■ Short exercise
For each statement below, say yes or no to whether it agrees with the trigonometry excerpt that follows, and quote the excerpt's deciding words exactly. (a) The excerpt starts from a sum-to-product formula. (b) The excerpt states that sin(π/4) and cos(π/4) are both equal to √2/2. (c) The excerpt rewrites cos(90 − x) as tan(x).

===== Excerpt to read =====

Let use sum to product formula

$$\cos \theta + \cos \varphi = 2 \cos\left( \frac{\theta + \varphi} {2} \right) \cos\left( \frac{\theta - \varphi}{2} \right)$$

that is

$$\cos x+ \cos (90-x) = 2 \cos\left( 45° \right) \cos\left(45°-2x\right)$$

Answer 4

$$y=cos(x) + cos(90-x) = cos(x) + sin(x)$$

Note that $$ \sin (\pi /4) = \cos (\pi /4)= \sqrt 2/2 $$

Thus $$cos(x) + sin(x)= \sqrt 2 (\sqrt 2/2 \cos (x) +\sqrt 2/2 sin(x))= $$

$$\sqrt 2 ( \sin (\pi /4) \cos (x) + \cos (\pi /4) sin(x))=$$

$$ \sqrt 2 ( \sin (\pi /4 +x)$$

$$ y=\sqrt 2 \sin (\pi /4 +x) \implies $$

$$\pi /4 +x = \sin ^{-1} (y/{\sqrt 2}) \implies $$

$$x= \sin ^{-1} (y/{\sqrt 2}-\pi /4)$$

===== Data segment =====

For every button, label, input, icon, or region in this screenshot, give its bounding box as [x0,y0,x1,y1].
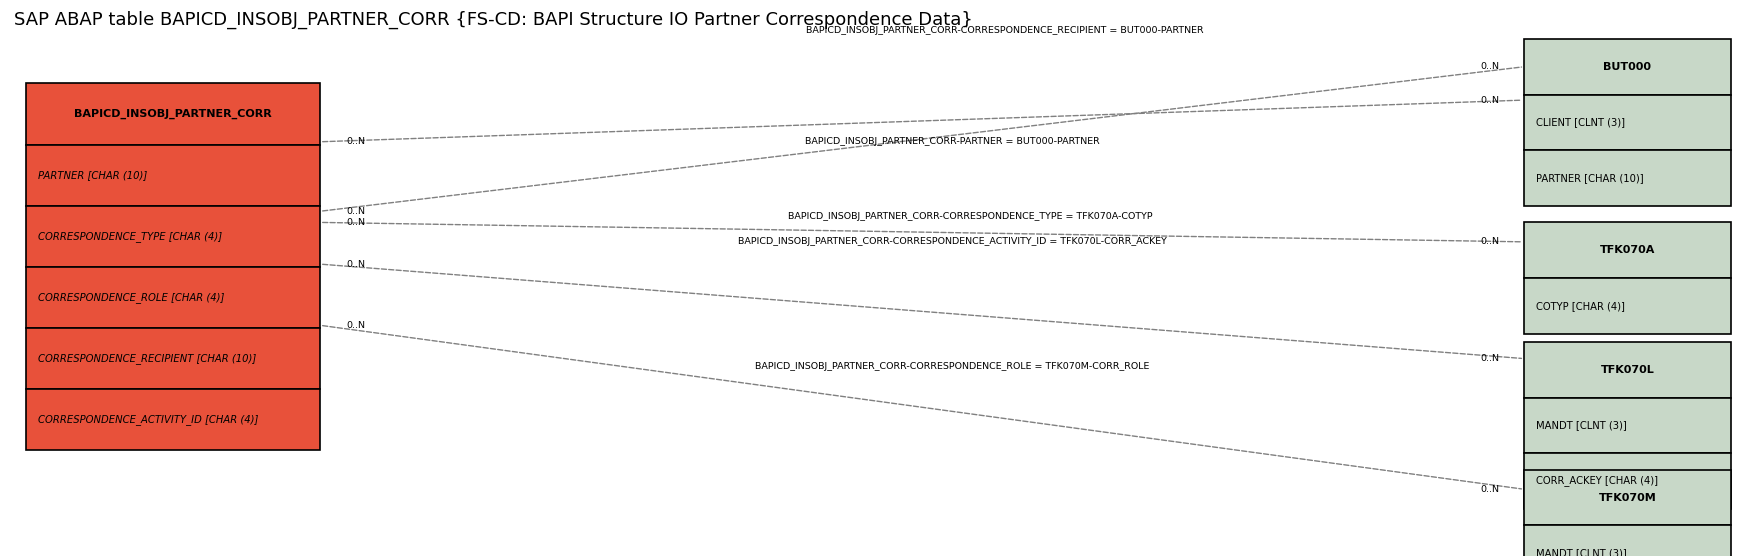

=====

■ Output
(a) Yes: "Let use sum to product formula"
(b) Yes: "Note that $$ \sin (\pi /4) = \cos (\pi /4)= \sqrt 2/2 $$"
(c) No: "$$y=cos(x) + cos(90-x) = cos(x) + sin(x)$$"